WHAT TO DO »
Set down, word for word, the stretch of the passage on Dougherty's criticism from "If we reject" through "therefore be excluded.".

GIVEN PASSAGE »
══════════════════════════════

1.2 Dougherty’s Criticism

In his defense of eliminativism, [2] cites [8]’s use of the holonomy formalism in attempting to resolve the \(U(1)_A\) puzzle without the introduction of a \(\theta _{\text {YM}}\)-term (we will briefly describe this puzzle in Sect. 3.3).Footnote 5 According to [3] (cf. p.1, 7, 8, 16) the \(\theta _{\text {YM}}\)-term is only gauge-invariant under gauge transformations that have a particular behaviour at infinity (or at the relevant boundaries); the remaining transformations, called ‘large gauge transformations’, do not, according to Dougherty, leave the \(\theta _{\text {YM}}\)-term invariant. In his criticism of the eliminativist view, [3, p.1] writes passages such as (italic ours):

That is, a large gauge transformation relates representatives of different physical states. Mathematical differences between these representatives can reflect a physical difference, signaling the existence of some quantities and possibilities that cannot exist according to the received [eliminativist] philosophical position.

Or, later on [3, p.1]:

The Yang-Mills \([\theta \text {-}]\)vacuum term is not preserved by all gauge transformations. If the eliminative view of gauge transformations is right, this means that the Yang-Mills vacuum term is physically meaningless. If gauge transformations are redundancies then mathematical differences between gauge equivalent configurations can’t reflect physical differences. So the value of the Yang-Mills vacuum term can’t represent any physical fact.

Or, again [3, p.9]:

If we reject the size distinction [between small and large gauge transformations] and demand that gauge transformations on the boundary be treated just as gauge transformations elsewhere then this integral [that gives rise to the \(\theta \)-term] is ill-defined. The vacuum Yang-Mills term must therefore be excluded.

Dougherty’s claim then is that the non-eliminativist would be comfortable in separating the wheat from the chaff, for they could say: “some ‘gauge transformations’ relate distinct physical possibilities while others don’t. Thankfully, I, the non-eliminativist, haven’t eliminated any of them, so I can still tell the two kinds apart!” This strategy, it is claimed, is not available to Healey’s preferred holonomy formalism. The claim is that, since Healey’s eliminativism does not license a distinction between different types of gauge transformations, no restriction to one type of gauge transformation is allowed. In particular, one cannot keep just those transformations that would guarantee invariance of the \(\theta _{\text {YM}}\)-term. Therefore Healey would either have to equate what should be physically distinct states—those which, according to Dougherty, correspond to differences due to ‘large gauge transformations’—or be obliged to set \(\theta _{\text {YM}}\) to zero and thereby fall foul of the fact that at least allowing for a non-zero \(\theta _{\text {\tiny YM}}\)-term is a theoretical requirement.

══════════════════════════════

[Stored data entries]

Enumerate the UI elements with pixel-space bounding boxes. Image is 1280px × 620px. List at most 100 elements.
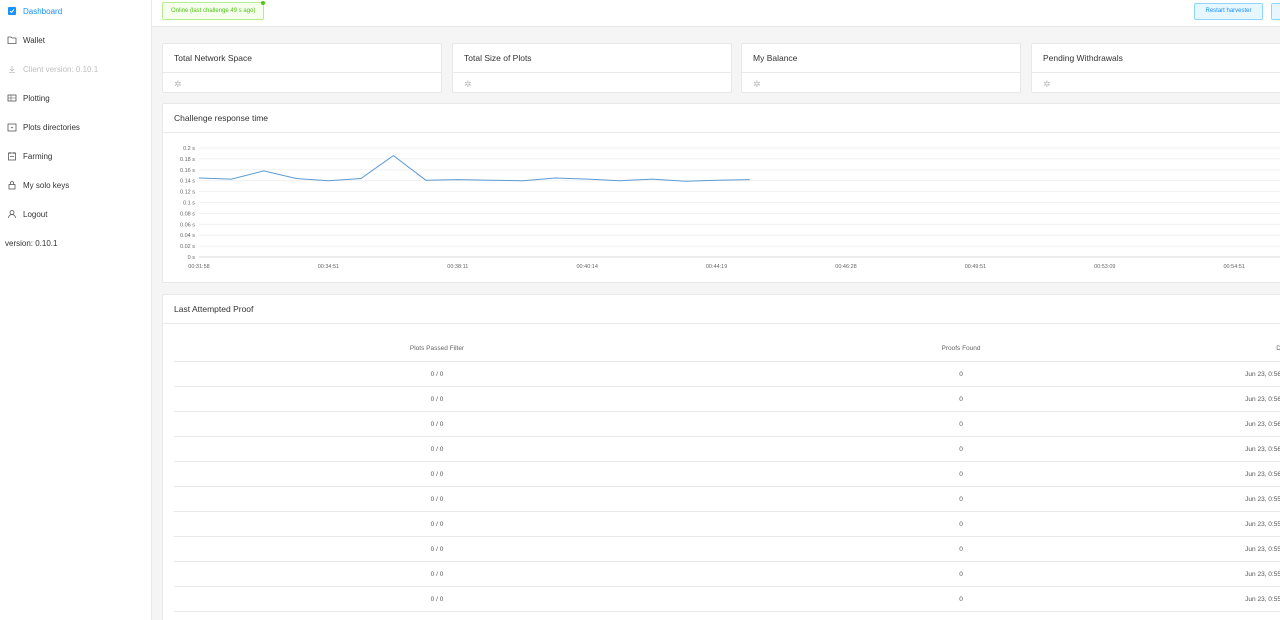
proof-panel: Last Attempted Proof Plots Passed Filter… <box>162 294 1280 620</box>
column-header-proofs-found: Proofs Found <box>941 344 981 352</box>
status-badge: Online (last challenge 49 s ago) <box>162 1 266 20</box>
folder-icon <box>7 122 17 132</box>
sidebar-item-plots-directories[interactable]: Plots directories <box>0 116 151 138</box>
x-tick-label: 00:31:58 <box>188 264 209 270</box>
sidebar-item-label: Client version: 0.10.1 <box>23 64 99 74</box>
loading-icon: ✲ <box>1043 79 1051 89</box>
download-icon <box>7 64 17 74</box>
sidebar-item-label: Dashboard <box>23 6 63 16</box>
challenge-response-chart: 0 s 0.02 s 0.04 s 0.06 s 0.08 s 0.1 s 0.12 s 0.… <box>180 146 1280 270</box>
cell-date: Jun 23, 0:55:13 <box>1222 612 1280 620</box>
user-icon <box>7 209 17 219</box>
stat-card-title: Total Network Space <box>163 44 441 73</box>
plotting-icon <box>7 93 17 103</box>
table-row: 0 / 0 0 Jun 23, 0:56:25 <box>174 412 1280 437</box>
x-tick-label: 00:40:14 <box>576 264 597 270</box>
y-tick-label: 0.14 s <box>180 179 195 185</box>
dashboard-icon <box>7 6 17 16</box>
app-version: version: 0.10.1 <box>5 239 58 248</box>
sidebar-item-plotting[interactable]: Plotting <box>0 87 151 109</box>
table-row: 0 / 0 0 Jun 23, 0:55:47 <box>174 512 1280 537</box>
header-extra-button[interactable] <box>1271 3 1280 20</box>
chart-title: Challenge response time <box>163 104 1280 133</box>
sidebar-item-label: Logout <box>23 209 48 219</box>
cell-plots-passed: 0 / 0 <box>430 520 444 528</box>
cell-date: Jun 23, 0:56:05 <box>1245 470 1280 478</box>
table-row: 0 / 0 0 Jun 23, 0:55:21 <box>174 587 1280 612</box>
farming-icon <box>7 151 17 161</box>
lock-icon <box>7 180 17 190</box>
y-tick-label: 0.16 s <box>180 168 195 174</box>
x-tick-label: 00:38:11 <box>447 264 468 270</box>
sidebar-item-wallet[interactable]: Wallet <box>0 29 151 51</box>
restart-harvester-button[interactable]: Restart harvester <box>1194 3 1263 20</box>
y-tick-label: 0 s <box>188 255 196 261</box>
stat-card-plots-size: Total Size of Plots ✲ <box>452 43 732 93</box>
cell-plots-passed: 0 / 0 <box>430 420 444 428</box>
cell-date: Jun 23, 0:55:56 <box>1245 495 1280 503</box>
cell-date: Jun 23, 0:55:47 <box>1245 520 1280 528</box>
sidebar-item-label: Farming <box>23 151 53 161</box>
y-tick-label: 0.2 s <box>183 146 195 152</box>
series-line <box>198 154 750 182</box>
table-row: 0 / 0 0 Jun 23, 0:56:44 <box>174 362 1280 387</box>
table-row: 0 / 0 0 Jun 23, 0:55:30 <box>174 562 1280 587</box>
cell-proofs-found: 0 <box>959 370 963 378</box>
table-row: 0 / 0 0 Jun 23, 0:55:39 <box>174 537 1280 562</box>
table-row: 0 / 0 0 Jun 23, 0:56:33 <box>174 387 1280 412</box>
x-tick-label: 00:53:09 <box>1094 264 1115 270</box>
cell-proofs-found: 0 <box>959 520 963 528</box>
y-tick-label: 0.08 s <box>180 211 195 217</box>
cell-plots-passed: 0 / 0 <box>430 370 444 378</box>
stat-card-pending-withdrawals: Pending Withdrawals ✲ <box>1031 43 1280 93</box>
sidebar-item-label: My solo keys <box>23 180 70 190</box>
cell-proofs-found: 0 <box>959 445 963 453</box>
proof-panel-title: Last Attempted Proof <box>163 295 1280 324</box>
cell-plots-passed: 0 / 0 <box>174 612 700 620</box>
cell-plots-passed: 0 / 0 <box>430 445 444 453</box>
cell-plots-passed: 0 / 0 <box>430 470 444 478</box>
sidebar-item-label: Plots directories <box>23 122 80 132</box>
cell-proofs-found: 0 <box>959 545 963 553</box>
loading-icon: ✲ <box>753 79 761 89</box>
header-bar: Online (last challenge 49 s ago) Restart… <box>152 0 1280 27</box>
y-tick-label: 0.02 s <box>180 244 195 250</box>
cell-date: Jun 23, 0:55:39 <box>1245 545 1280 553</box>
sidebar-item-logout[interactable]: Logout <box>0 203 151 225</box>
cell-date: Jun 23, 0:56:16 <box>1245 445 1280 453</box>
stat-card-title: My Balance <box>742 44 1020 73</box>
y-tick-label: 0.18 s <box>180 157 195 163</box>
x-tick-label: 00:54:51 <box>1223 264 1244 270</box>
sidebar-item-my-solo-keys[interactable]: My solo keys <box>0 174 151 196</box>
cell-plots-passed: 0 / 0 <box>430 545 444 553</box>
sidebar-item-farming[interactable]: Farming <box>0 145 151 167</box>
cell-proofs-found: 0 <box>959 570 963 578</box>
stat-card-title: Total Size of Plots <box>453 44 731 73</box>
cell-date: Jun 23, 0:55:30 <box>1245 570 1280 578</box>
cell-proofs-found: 0 <box>959 495 963 503</box>
proof-table: Plots Passed Filter Proofs Found Date 0 … <box>174 335 1280 620</box>
cell-plots-passed: 0 / 0 <box>430 495 444 503</box>
x-tick-label: 00:34:51 <box>318 264 339 270</box>
cell-proofs-found: 0 <box>959 595 963 603</box>
cell-date: Jun 23, 0:56:44 <box>1245 370 1280 378</box>
cell-date: Jun 23, 0:56:25 <box>1245 420 1280 428</box>
wallet-icon <box>7 35 17 45</box>
x-tick-label: 00:46:28 <box>835 264 856 270</box>
cell-proofs-found: 0 <box>959 420 963 428</box>
sidebar-item-dashboard[interactable]: Dashboard <box>0 0 151 22</box>
cell-date: Jun 23, 0:55:21 <box>1245 595 1280 603</box>
y-tick-label: 0.12 s <box>180 190 195 196</box>
x-tick-label: 00:49:51 <box>965 264 986 270</box>
cell-proofs-found: 0 <box>700 612 1222 620</box>
cell-date: Jun 23, 0:56:33 <box>1245 395 1280 403</box>
table-row: 0 / 00Jun 23, 0:55:13 <box>174 612 1280 620</box>
y-tick-label: 0.04 s <box>180 233 195 239</box>
y-tick-label: 0.06 s <box>180 222 195 228</box>
loading-icon: ✲ <box>174 79 182 89</box>
stat-card-network-space: Total Network Space ✲ <box>162 43 442 93</box>
main-content: Online (last challenge 49 s ago) Restart… <box>152 0 1280 620</box>
cell-plots-passed: 0 / 0 <box>430 395 444 403</box>
cell-proofs-found: 0 <box>959 470 963 478</box>
chart-panel: Challenge response time 0 s 0.02 s 0.04 s 0… <box>162 103 1280 283</box>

══════════════════════════════

ANSWER BELOW »
If we reject the size distinction [between small and large gauge transformations] and demand that gauge transformations on the boundary be treated just as gauge transformations elsewhere then this integral [that gives rise to the \(\theta \)-term] is ill-defined. The vacuum Yang-Mills term must therefore be excluded.